Exercise task. Reproduce each line of all the items below word for word, leaving the pictures out of your answer.
++++++++++++++++++++
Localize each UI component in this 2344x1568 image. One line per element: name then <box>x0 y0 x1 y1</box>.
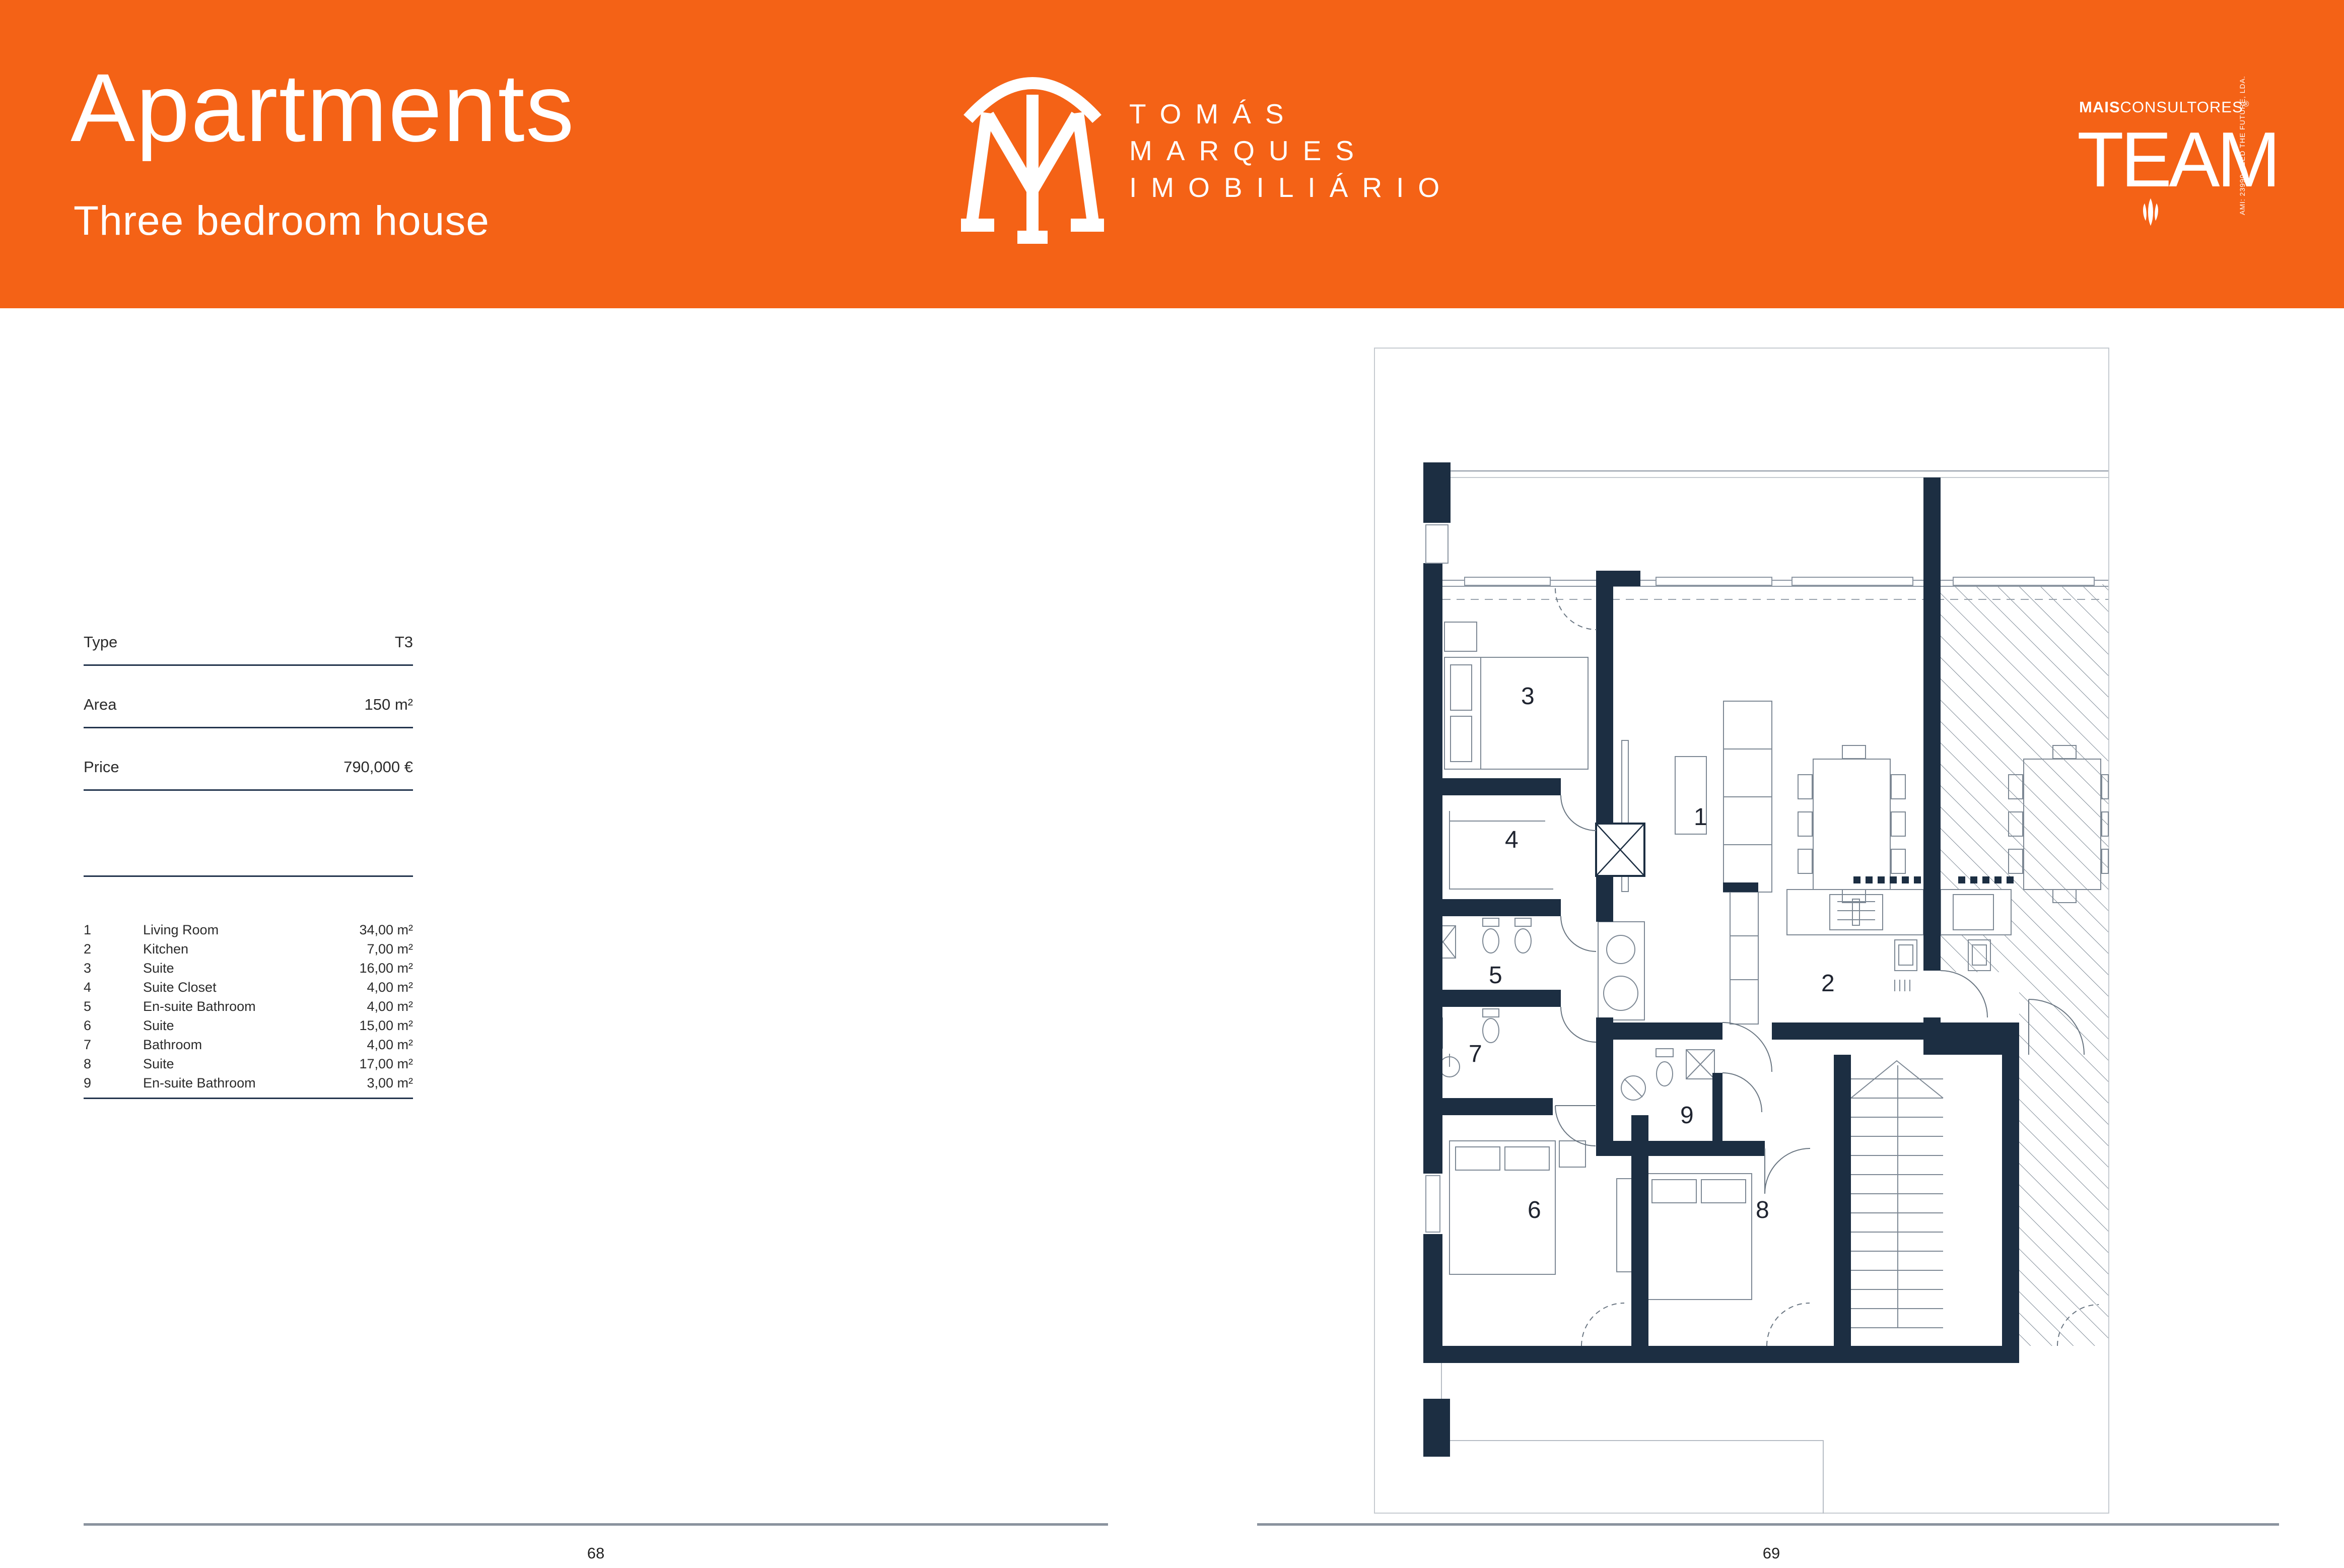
table-row: 5En-suite Bathroom4,00 m² <box>84 997 413 1016</box>
partner-wordmark: MAISCONSULTORES® <box>2079 98 2249 116</box>
page-title: Apartments <box>71 59 575 156</box>
room-area: 4,00 m² <box>327 997 413 1016</box>
page-number-right: 69 <box>1741 1544 1802 1562</box>
partner-wordmark-bold: MAIS <box>2079 98 2120 116</box>
room-area: 34,00 m² <box>327 920 413 939</box>
room-number: 4 <box>84 978 143 997</box>
room-number: 2 <box>84 939 143 959</box>
table-row: 6Suite15,00 m² <box>84 1016 413 1035</box>
room-area: 3,00 m² <box>327 1073 413 1093</box>
floor-plan: 1 2 3 4 5 6 7 8 9 <box>1374 348 2109 1514</box>
detail-row-price: Price 790,000 € <box>84 733 413 791</box>
room-name: Suite <box>143 959 327 978</box>
plan-label-suite-6: 6 <box>1528 1197 1541 1223</box>
elevator <box>1596 824 1644 876</box>
plan-label-bathroom-7: 7 <box>1469 1041 1482 1067</box>
partner-logo-block: MAISCONSULTORES® TEAM AMI: 23990 SEED TH… <box>2065 88 2307 249</box>
partner-ami-text: AMI: 23990 SEED THE FUTURE, LDA. <box>2238 119 2246 215</box>
room-name: Suite <box>143 1016 327 1035</box>
tm-monogram-icon <box>957 64 1108 246</box>
room-number: 1 <box>84 920 143 939</box>
room-name: En-suite Bathroom <box>143 1073 327 1093</box>
footer-rule-left <box>84 1523 1108 1526</box>
room-number: 3 <box>84 959 143 978</box>
details-table: Type T3 Area 150 m² Price 790,000 € <box>84 608 413 791</box>
brand-line-3: IMOBILIÁRIO <box>1129 169 1454 206</box>
table-row: 9En-suite Bathroom3,00 m² <box>84 1073 413 1093</box>
room-number: 6 <box>84 1016 143 1035</box>
brand-line-1: TOMÁS <box>1129 96 1454 132</box>
table-row: 4Suite Closet4,00 m² <box>84 978 413 997</box>
footer-rule-right <box>1257 1523 2279 1526</box>
leaf-icon <box>2141 198 2161 226</box>
room-area: 16,00 m² <box>327 959 413 978</box>
detail-value: T3 <box>395 633 413 651</box>
room-area: 7,00 m² <box>327 939 413 959</box>
detail-label: Area <box>84 696 116 714</box>
brand-block: TOMÁS MARQUES IMOBILIÁRIO <box>957 59 1511 251</box>
plan-label-suite-8: 8 <box>1756 1197 1769 1223</box>
table-row: 1Living Room34,00 m² <box>84 920 413 939</box>
room-name: En-suite Bathroom <box>143 997 327 1016</box>
plan-label-ensuite-9: 9 <box>1680 1102 1694 1129</box>
table-row: 2Kitchen7,00 m² <box>84 939 413 959</box>
room-name: Suite <box>143 1054 327 1073</box>
header-band: Apartments Three bedroom house <box>0 0 2344 308</box>
room-number: 8 <box>84 1054 143 1073</box>
room-name: Suite Closet <box>143 978 327 997</box>
room-number: 5 <box>84 997 143 1016</box>
room-number: 9 <box>84 1073 143 1093</box>
table-row: 3Suite16,00 m² <box>84 959 413 978</box>
detail-value: 150 m² <box>365 696 413 714</box>
detail-row-type: Type T3 <box>84 608 413 666</box>
table-row: 8Suite17,00 m² <box>84 1054 413 1073</box>
plan-label-kitchen: 2 <box>1821 970 1835 997</box>
table-row: 7Bathroom4,00 m² <box>84 1035 413 1054</box>
detail-label: Type <box>84 633 117 651</box>
plan-label-living-room: 1 <box>1694 804 1707 831</box>
detail-value: 790,000 € <box>343 758 413 776</box>
room-number: 7 <box>84 1035 143 1054</box>
brochure-page: Apartments Three bedroom house <box>0 0 2344 1568</box>
page-subtitle: Three bedroom house <box>74 197 490 245</box>
room-name: Kitchen <box>143 939 327 959</box>
room-area: 4,00 m² <box>327 1035 413 1054</box>
brand-wordmark: TOMÁS MARQUES IMOBILIÁRIO <box>1129 96 1454 206</box>
room-area: 15,00 m² <box>327 1016 413 1035</box>
detail-row-area: Area 150 m² <box>84 671 413 728</box>
plan-label-suite-closet: 4 <box>1505 827 1519 853</box>
partner-wordmark-rest: CONSULTORES <box>2120 98 2243 116</box>
room-name: Living Room <box>143 920 327 939</box>
room-area: 4,00 m² <box>327 978 413 997</box>
page-number-left: 68 <box>566 1544 626 1562</box>
brand-line-2: MARQUES <box>1129 132 1454 169</box>
room-list-table: 1Living Room34,00 m² 2Kitchen7,00 m² 3Su… <box>84 875 413 1099</box>
plan-label-ensuite-5: 5 <box>1489 962 1502 989</box>
plan-label-suite-3: 3 <box>1521 683 1535 710</box>
room-area: 17,00 m² <box>327 1054 413 1073</box>
detail-label: Price <box>84 758 119 776</box>
room-name: Bathroom <box>143 1035 327 1054</box>
partner-team-logotype: TEAM <box>2077 115 2278 205</box>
++++++++++++++++++++
Output.
Localize each UI component in this 2344x1568 image. One line per element: name then <box>x0 y0 x1 y1</box>.
table-row: 5En-suite Bathroom4,00 m² <box>84 997 413 1016</box>
partner-wordmark: MAISCONSULTORES® <box>2079 98 2249 116</box>
page-title: Apartments <box>71 59 575 156</box>
room-area: 4,00 m² <box>327 997 413 1016</box>
page-number-right: 69 <box>1741 1544 1802 1562</box>
partner-wordmark-bold: MAIS <box>2079 98 2120 116</box>
room-area: 34,00 m² <box>327 920 413 939</box>
room-number: 4 <box>84 978 143 997</box>
room-number: 2 <box>84 939 143 959</box>
table-row: 6Suite15,00 m² <box>84 1016 413 1035</box>
room-area: 3,00 m² <box>327 1073 413 1093</box>
floor-plan: 1 2 3 4 5 6 7 8 9 <box>1374 348 2109 1514</box>
detail-row-price: Price 790,000 € <box>84 733 413 791</box>
room-name: Suite <box>143 959 327 978</box>
plan-label-suite-6: 6 <box>1528 1197 1541 1223</box>
elevator <box>1596 824 1644 876</box>
plan-label-bathroom-7: 7 <box>1469 1041 1482 1067</box>
partner-logo-block: MAISCONSULTORES® TEAM AMI: 23990 SEED TH… <box>2065 88 2307 249</box>
partner-ami-text: AMI: 23990 SEED THE FUTURE, LDA. <box>2238 119 2246 215</box>
room-name: Suite <box>143 1016 327 1035</box>
tm-monogram-icon <box>957 64 1108 246</box>
room-number: 1 <box>84 920 143 939</box>
room-name: En-suite Bathroom <box>143 1073 327 1093</box>
footer-rule-left <box>84 1523 1108 1526</box>
room-number: 3 <box>84 959 143 978</box>
details-table: Type T3 Area 150 m² Price 790,000 € <box>84 608 413 791</box>
brand-line-3: IMOBILIÁRIO <box>1129 169 1454 206</box>
table-row: 9En-suite Bathroom3,00 m² <box>84 1073 413 1093</box>
room-number: 6 <box>84 1016 143 1035</box>
brand-line-1: TOMÁS <box>1129 96 1454 132</box>
table-row: 4Suite Closet4,00 m² <box>84 978 413 997</box>
footer-rule-right <box>1257 1523 2279 1526</box>
leaf-icon <box>2141 198 2161 226</box>
room-area: 16,00 m² <box>327 959 413 978</box>
detail-value: T3 <box>395 633 413 651</box>
room-area: 7,00 m² <box>327 939 413 959</box>
detail-label: Area <box>84 696 116 714</box>
brand-block: TOMÁS MARQUES IMOBILIÁRIO <box>957 59 1511 251</box>
plan-label-suite-8: 8 <box>1756 1197 1769 1223</box>
table-row: 1Living Room34,00 m² <box>84 920 413 939</box>
room-name: En-suite Bathroom <box>143 997 327 1016</box>
plan-label-ensuite-9: 9 <box>1680 1102 1694 1129</box>
table-row: 2Kitchen7,00 m² <box>84 939 413 959</box>
room-name: Suite <box>143 1054 327 1073</box>
header-band: Apartments Three bedroom house <box>0 0 2344 308</box>
room-number: 8 <box>84 1054 143 1073</box>
room-name: Suite Closet <box>143 978 327 997</box>
room-number: 5 <box>84 997 143 1016</box>
room-number: 9 <box>84 1073 143 1093</box>
table-row: 3Suite16,00 m² <box>84 959 413 978</box>
detail-value: 150 m² <box>365 696 413 714</box>
detail-row-type: Type T3 <box>84 608 413 666</box>
table-row: 8Suite17,00 m² <box>84 1054 413 1073</box>
plan-label-kitchen: 2 <box>1821 970 1835 997</box>
table-row: 7Bathroom4,00 m² <box>84 1035 413 1054</box>
detail-label: Type <box>84 633 117 651</box>
plan-label-living-room: 1 <box>1694 804 1707 831</box>
detail-value: 790,000 € <box>343 758 413 776</box>
room-number: 7 <box>84 1035 143 1054</box>
brochure-page: Apartments Three bedroom house <box>0 0 2344 1568</box>
page-subtitle: Three bedroom house <box>74 197 490 245</box>
room-name: Kitchen <box>143 939 327 959</box>
room-area: 4,00 m² <box>327 1035 413 1054</box>
brand-wordmark: TOMÁS MARQUES IMOBILIÁRIO <box>1129 96 1454 206</box>
room-area: 15,00 m² <box>327 1016 413 1035</box>
detail-row-area: Area 150 m² <box>84 671 413 728</box>
plan-label-suite-closet: 4 <box>1505 827 1519 853</box>
partner-wordmark-rest: CONSULTORES <box>2120 98 2243 116</box>
room-name: Living Room <box>143 920 327 939</box>
room-area: 4,00 m² <box>327 978 413 997</box>
page-number-left: 68 <box>566 1544 626 1562</box>
brand-line-2: MARQUES <box>1129 132 1454 169</box>
room-list-table: 1Living Room34,00 m² 2Kitchen7,00 m² 3Su… <box>84 875 413 1099</box>
plan-label-ensuite-5: 5 <box>1489 962 1502 989</box>
plan-label-suite-3: 3 <box>1521 683 1535 710</box>
room-area: 17,00 m² <box>327 1054 413 1073</box>
detail-label: Price <box>84 758 119 776</box>
room-name: Bathroom <box>143 1035 327 1054</box>
partner-team-logotype: TEAM <box>2077 115 2278 205</box>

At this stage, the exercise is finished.